● DESCRIPTION OF THE TASK
Will you output all of the data below exactly, omitting the images?
>> START
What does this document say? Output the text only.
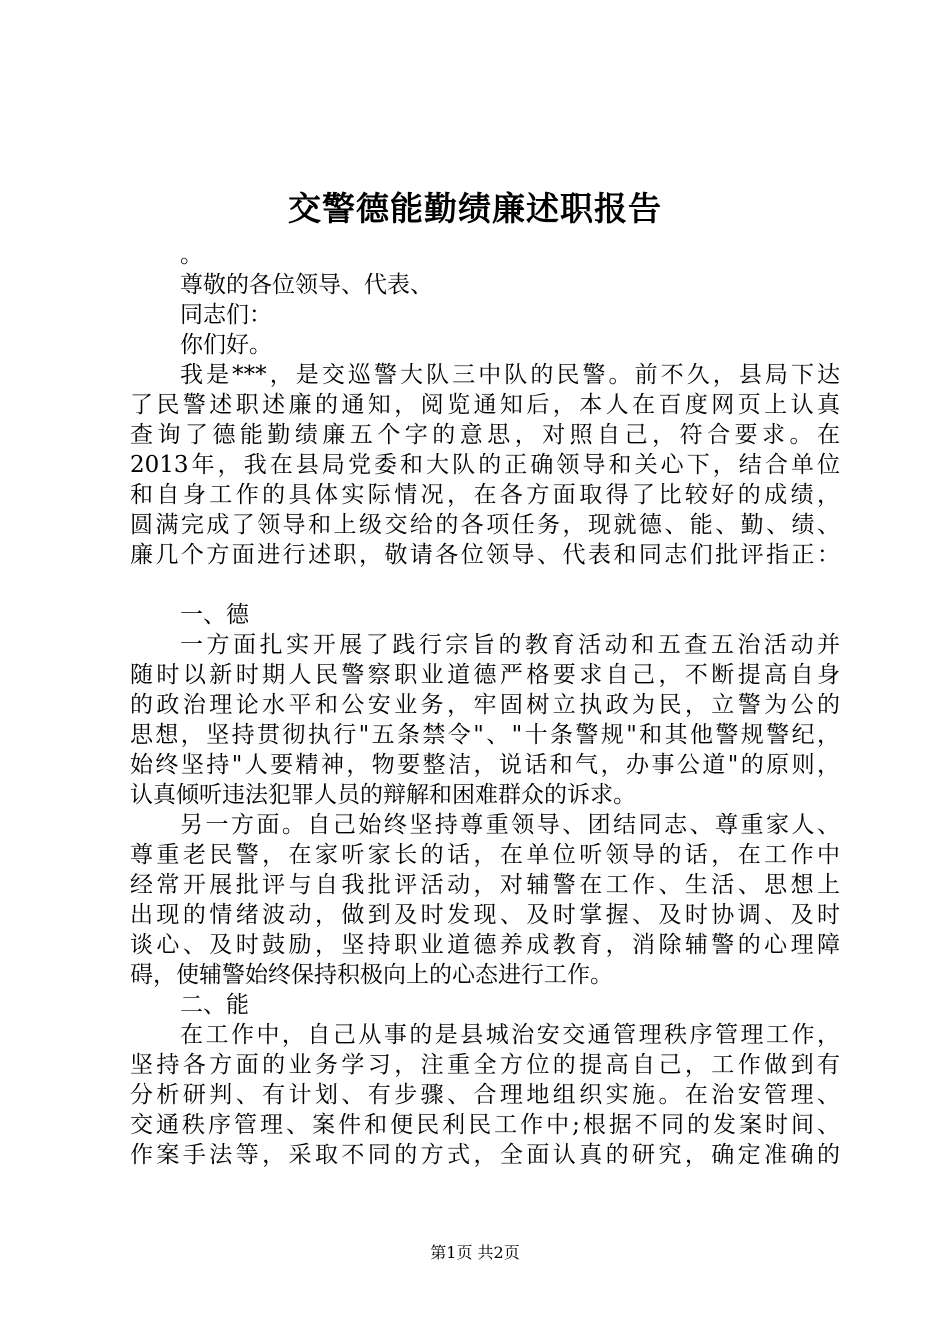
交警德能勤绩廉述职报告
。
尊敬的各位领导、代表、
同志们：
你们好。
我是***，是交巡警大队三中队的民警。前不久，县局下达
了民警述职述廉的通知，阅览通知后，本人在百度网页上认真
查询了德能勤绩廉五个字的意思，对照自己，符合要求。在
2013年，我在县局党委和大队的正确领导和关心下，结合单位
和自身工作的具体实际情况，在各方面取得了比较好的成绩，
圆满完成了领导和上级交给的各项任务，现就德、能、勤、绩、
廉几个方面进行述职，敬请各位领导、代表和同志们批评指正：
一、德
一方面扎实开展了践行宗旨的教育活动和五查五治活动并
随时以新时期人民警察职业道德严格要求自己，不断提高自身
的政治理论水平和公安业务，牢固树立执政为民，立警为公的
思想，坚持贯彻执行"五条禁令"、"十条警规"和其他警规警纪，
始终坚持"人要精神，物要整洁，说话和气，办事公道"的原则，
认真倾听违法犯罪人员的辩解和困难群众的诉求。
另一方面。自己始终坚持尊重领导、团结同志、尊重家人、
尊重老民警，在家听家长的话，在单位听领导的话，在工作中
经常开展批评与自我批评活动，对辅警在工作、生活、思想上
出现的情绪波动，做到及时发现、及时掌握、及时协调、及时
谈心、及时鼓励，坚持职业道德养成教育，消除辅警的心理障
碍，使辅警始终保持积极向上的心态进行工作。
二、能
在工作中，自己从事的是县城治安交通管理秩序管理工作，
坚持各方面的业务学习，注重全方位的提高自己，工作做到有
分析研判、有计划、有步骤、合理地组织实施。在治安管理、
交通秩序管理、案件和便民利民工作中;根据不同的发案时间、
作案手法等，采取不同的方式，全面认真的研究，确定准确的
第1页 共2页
>> END
● TASK SOLUTION
What does this document say? Output the text only.
交警德能勤绩廉述职报告
。
尊敬的各位领导、代表、
同志们：
你们好。
我是***，是交巡警大队三中队的民警。前不久，县局下达
了民警述职述廉的通知，阅览通知后，本人在百度网页上认真
查询了德能勤绩廉五个字的意思，对照自己，符合要求。在
2013年，我在县局党委和大队的正确领导和关心下，结合单位
和自身工作的具体实际情况，在各方面取得了比较好的成绩，
圆满完成了领导和上级交给的各项任务，现就德、能、勤、绩、
廉几个方面进行述职，敬请各位领导、代表和同志们批评指正：
一、德
一方面扎实开展了践行宗旨的教育活动和五查五治活动并
随时以新时期人民警察职业道德严格要求自己，不断提高自身
的政治理论水平和公安业务，牢固树立执政为民，立警为公的
思想，坚持贯彻执行"五条禁令"、"十条警规"和其他警规警纪，
始终坚持"人要精神，物要整洁，说话和气，办事公道"的原则，
认真倾听违法犯罪人员的辩解和困难群众的诉求。
另一方面。自己始终坚持尊重领导、团结同志、尊重家人、
尊重老民警，在家听家长的话，在单位听领导的话，在工作中
经常开展批评与自我批评活动，对辅警在工作、生活、思想上
出现的情绪波动，做到及时发现、及时掌握、及时协调、及时
谈心、及时鼓励，坚持职业道德养成教育，消除辅警的心理障
碍，使辅警始终保持积极向上的心态进行工作。
二、能
在工作中，自己从事的是县城治安交通管理秩序管理工作，
坚持各方面的业务学习，注重全方位的提高自己，工作做到有
分析研判、有计划、有步骤、合理地组织实施。在治安管理、
交通秩序管理、案件和便民利民工作中;根据不同的发案时间、
作案手法等，采取不同的方式，全面认真的研究，确定准确的
第1页 共2页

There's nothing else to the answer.